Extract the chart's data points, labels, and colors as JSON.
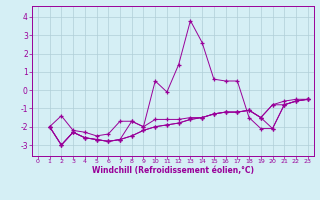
{
  "background_color": "#d5eff5",
  "grid_color": "#b0cfd8",
  "line_color": "#990099",
  "xlabel": "Windchill (Refroidissement éolien,°C)",
  "xlim": [
    -0.5,
    23.5
  ],
  "ylim": [
    -3.6,
    4.6
  ],
  "yticks": [
    -3,
    -2,
    -1,
    0,
    1,
    2,
    3,
    4
  ],
  "xticks": [
    0,
    1,
    2,
    3,
    4,
    5,
    6,
    7,
    8,
    9,
    10,
    11,
    12,
    13,
    14,
    15,
    16,
    17,
    18,
    19,
    20,
    21,
    22,
    23
  ],
  "line1_x": [
    1,
    2,
    3,
    4,
    5,
    6,
    7,
    8,
    9,
    10,
    11,
    12,
    13,
    14,
    15,
    16,
    17,
    18,
    19,
    20,
    21,
    22,
    23
  ],
  "line1_y": [
    -2.0,
    -1.4,
    -2.2,
    -2.3,
    -2.5,
    -2.4,
    -1.7,
    -1.7,
    -2.0,
    -1.6,
    -1.6,
    -1.6,
    -1.5,
    -1.5,
    -1.3,
    -1.2,
    -1.2,
    -1.1,
    -1.5,
    -0.8,
    -0.6,
    -0.5,
    -0.5
  ],
  "line2_x": [
    1,
    2,
    3,
    4,
    5,
    6,
    7,
    8,
    9,
    10,
    11,
    12,
    13,
    14,
    15,
    16,
    17,
    18,
    19,
    20,
    21,
    22,
    23
  ],
  "line2_y": [
    -2.0,
    -3.0,
    -2.3,
    -2.6,
    -2.7,
    -2.8,
    -2.7,
    -2.5,
    -2.2,
    -2.0,
    -1.9,
    -1.8,
    -1.6,
    -1.5,
    -1.3,
    -1.2,
    -1.2,
    -1.1,
    -1.5,
    -2.1,
    -0.8,
    -0.6,
    -0.5
  ],
  "line3_x": [
    1,
    2,
    3,
    4,
    5,
    6,
    7,
    8,
    9,
    10,
    11,
    12,
    13,
    14,
    15,
    16,
    17,
    18,
    19,
    20,
    21,
    22,
    23
  ],
  "line3_y": [
    -2.0,
    -3.0,
    -2.3,
    -2.6,
    -2.7,
    -2.8,
    -2.7,
    -1.7,
    -2.0,
    0.5,
    -0.1,
    1.4,
    3.8,
    2.6,
    0.6,
    0.5,
    0.5,
    -1.5,
    -2.1,
    -2.1,
    -0.8,
    -0.6,
    -0.5
  ],
  "line4_x": [
    1,
    2,
    3,
    4,
    5,
    6,
    7,
    8,
    9,
    10,
    11,
    12,
    13,
    14,
    15,
    16,
    17,
    18,
    19,
    20,
    21,
    22,
    23
  ],
  "line4_y": [
    -2.0,
    -3.0,
    -2.3,
    -2.6,
    -2.7,
    -2.8,
    -2.7,
    -2.5,
    -2.2,
    -2.0,
    -1.9,
    -1.8,
    -1.6,
    -1.5,
    -1.3,
    -1.2,
    -1.2,
    -1.1,
    -1.5,
    -0.8,
    -0.8,
    -0.6,
    -0.5
  ]
}
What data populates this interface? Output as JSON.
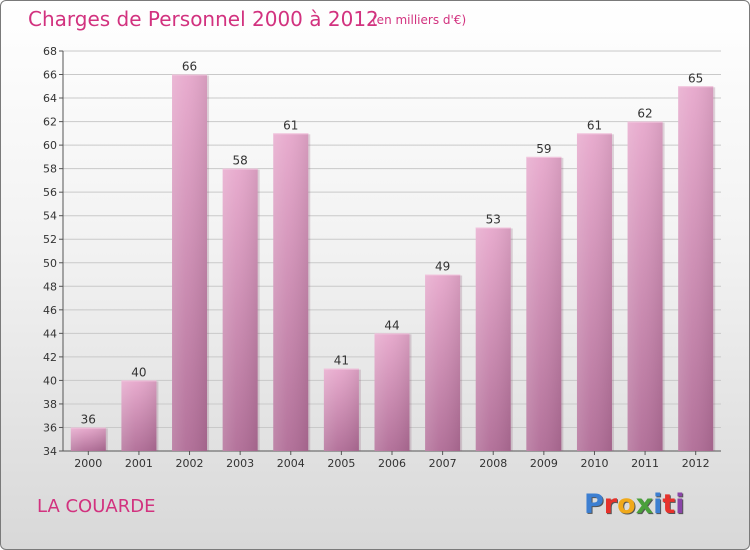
{
  "header": {
    "title": "Charges de Personnel 2000 à 2012",
    "subtitle": "(en milliers d'€)"
  },
  "footer": {
    "commune": "LA COUARDE",
    "logo_text": "Proxiti",
    "logo_colors": [
      "#3d7fd1",
      "#e6322b",
      "#f0a91a",
      "#4aa03b",
      "#3d7fd1",
      "#e6322b",
      "#8a45a8"
    ]
  },
  "chart_data": {
    "type": "bar",
    "categories": [
      "2000",
      "2001",
      "2002",
      "2003",
      "2004",
      "2005",
      "2006",
      "2007",
      "2008",
      "2009",
      "2010",
      "2011",
      "2012"
    ],
    "values": [
      36,
      40,
      66,
      58,
      61,
      41,
      44,
      49,
      53,
      59,
      61,
      62,
      65
    ],
    "ylim": [
      34,
      68
    ],
    "yticks": [
      34,
      36,
      38,
      40,
      42,
      44,
      46,
      48,
      50,
      52,
      54,
      56,
      58,
      60,
      62,
      64,
      66,
      68
    ],
    "grid": true,
    "bar_color_top": "#e7a8cc",
    "bar_color_bottom": "#b06c96"
  }
}
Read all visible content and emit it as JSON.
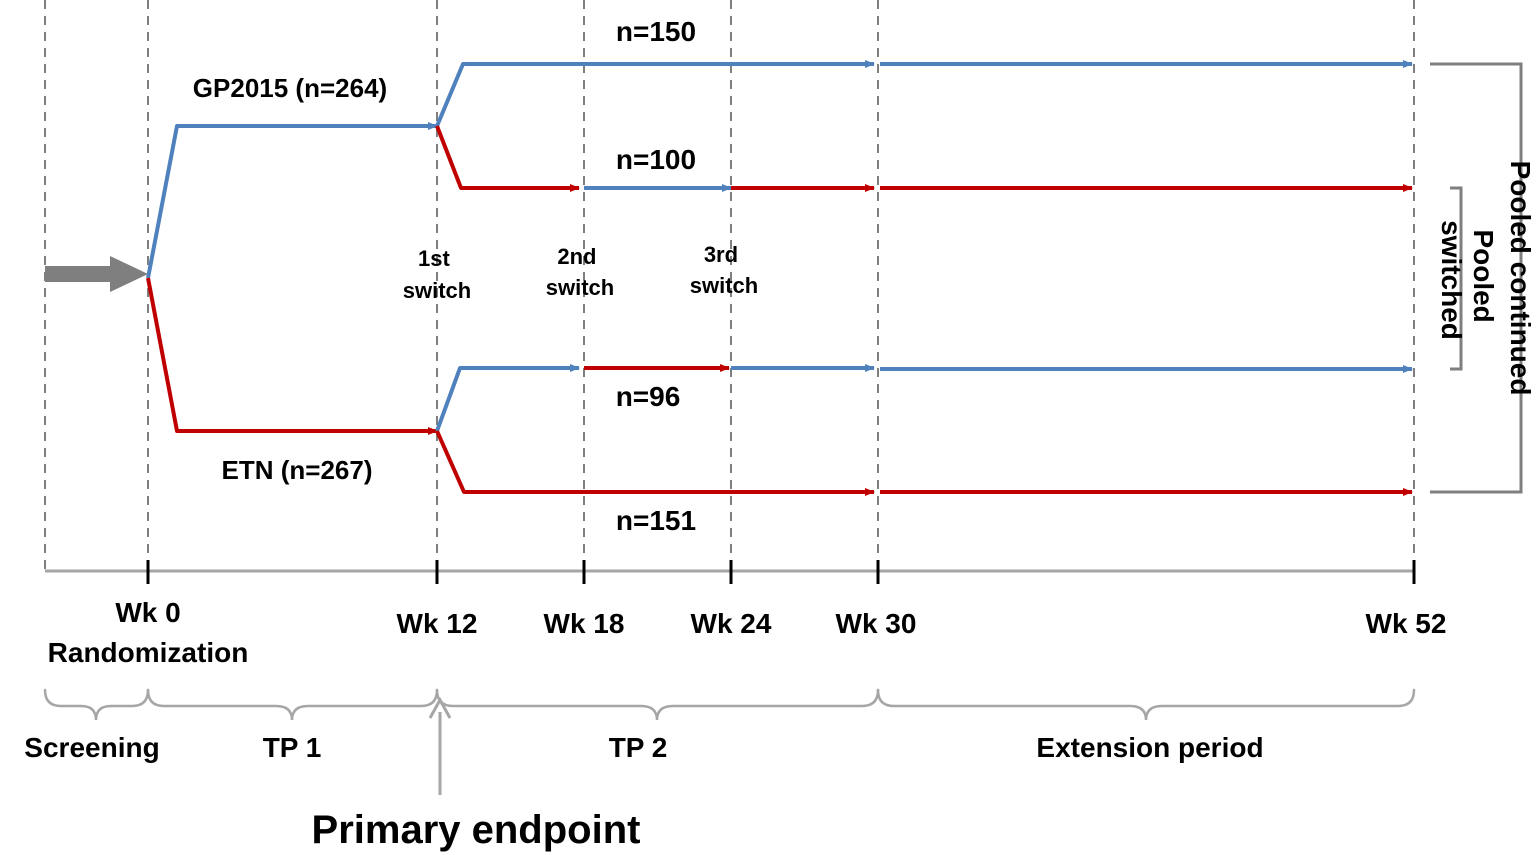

━━━━━━━━━━━━━━━━━━━━━━━━━━━━━━

▶ **EXERCISE**:
Repeat the records above exactly, leaving out any pictures they contain.

▶ **RESULT**:
Extract the chart's data points, labels, and colors as JSON.
{
  "background_color": "#d5eff5",
  "grid_color": "#b0cfd8",
  "line_color": "#990099",
  "xlabel": "Windchill (Refroidissement éolien,°C)",
  "xlim": [
    -0.5,
    23.5
  ],
  "ylim": [
    -3.6,
    4.6
  ],
  "yticks": [
    -3,
    -2,
    -1,
    0,
    1,
    2,
    3,
    4
  ],
  "xticks": [
    0,
    1,
    2,
    3,
    4,
    5,
    6,
    7,
    8,
    9,
    10,
    11,
    12,
    13,
    14,
    15,
    16,
    17,
    18,
    19,
    20,
    21,
    22,
    23
  ],
  "line1_x": [
    1,
    2,
    3,
    4,
    5,
    6,
    7,
    8,
    9,
    10,
    11,
    12,
    13,
    14,
    15,
    16,
    17,
    18,
    19,
    20,
    21,
    22,
    23
  ],
  "line1_y": [
    -2.0,
    -1.4,
    -2.2,
    -2.3,
    -2.5,
    -2.4,
    -1.7,
    -1.7,
    -2.0,
    -1.6,
    -1.6,
    -1.6,
    -1.5,
    -1.5,
    -1.3,
    -1.2,
    -1.2,
    -1.1,
    -1.5,
    -0.8,
    -0.6,
    -0.5,
    -0.5
  ],
  "line2_x": [
    1,
    2,
    3,
    4,
    5,
    6,
    7,
    8,
    9,
    10,
    11,
    12,
    13,
    14,
    15,
    16,
    17,
    18,
    19,
    20,
    21,
    22,
    23
  ],
  "line2_y": [
    -2.0,
    -3.0,
    -2.3,
    -2.6,
    -2.7,
    -2.8,
    -2.7,
    -2.5,
    -2.2,
    -2.0,
    -1.9,
    -1.8,
    -1.6,
    -1.5,
    -1.3,
    -1.2,
    -1.2,
    -1.1,
    -1.5,
    -2.1,
    -0.8,
    -0.6,
    -0.5
  ],
  "line3_x": [
    1,
    2,
    3,
    4,
    5,
    6,
    7,
    8,
    9,
    10,
    11,
    12,
    13,
    14,
    15,
    16,
    17,
    18,
    19,
    20,
    21,
    22,
    23
  ],
  "line3_y": [
    -2.0,
    -3.0,
    -2.3,
    -2.6,
    -2.7,
    -2.8,
    -2.7,
    -1.7,
    -2.0,
    0.5,
    -0.1,
    1.4,
    3.8,
    2.6,
    0.6,
    0.5,
    0.5,
    -1.5,
    -2.1,
    -2.1,
    -0.8,
    -0.6,
    -0.5
  ],
  "line4_x": [
    1,
    2,
    3,
    4,
    5,
    6,
    7,
    8,
    9,
    10,
    11,
    12,
    13,
    14,
    15,
    16,
    17,
    18,
    19,
    20,
    21,
    22,
    23
  ],
  "line4_y": [
    -2.0,
    -3.0,
    -2.3,
    -2.6,
    -2.7,
    -2.8,
    -2.7,
    -2.5,
    -2.2,
    -2.0,
    -1.9,
    -1.8,
    -1.6,
    -1.5,
    -1.3,
    -1.2,
    -1.2,
    -1.1,
    -1.5,
    -0.8,
    -0.8,
    -0.6,
    -0.5
  ]
}
What data populates this interface? Output as JSON.
{
  "header": {
    "title": "Charges de Personnel 2000 à 2012",
    "subtitle": "(en milliers d'€)"
  },
  "footer": {
    "commune": "LA COUARDE",
    "logo_text": "Proxiti",
    "logo_colors": [
      "#3d7fd1",
      "#e6322b",
      "#f0a91a",
      "#4aa03b",
      "#3d7fd1",
      "#e6322b",
      "#8a45a8"
    ]
  },
  "chart_data": {
    "type": "bar",
    "categories": [
      "2000",
      "2001",
      "2002",
      "2003",
      "2004",
      "2005",
      "2006",
      "2007",
      "2008",
      "2009",
      "2010",
      "2011",
      "2012"
    ],
    "values": [
      36,
      40,
      66,
      58,
      61,
      41,
      44,
      49,
      53,
      59,
      61,
      62,
      65
    ],
    "ylim": [
      34,
      68
    ],
    "yticks": [
      34,
      36,
      38,
      40,
      42,
      44,
      46,
      48,
      50,
      52,
      54,
      56,
      58,
      60,
      62,
      64,
      66,
      68
    ],
    "grid": true,
    "bar_color_top": "#e7a8cc",
    "bar_color_bottom": "#b06c96"
  }
}
Read all visible content and emit it as JSON.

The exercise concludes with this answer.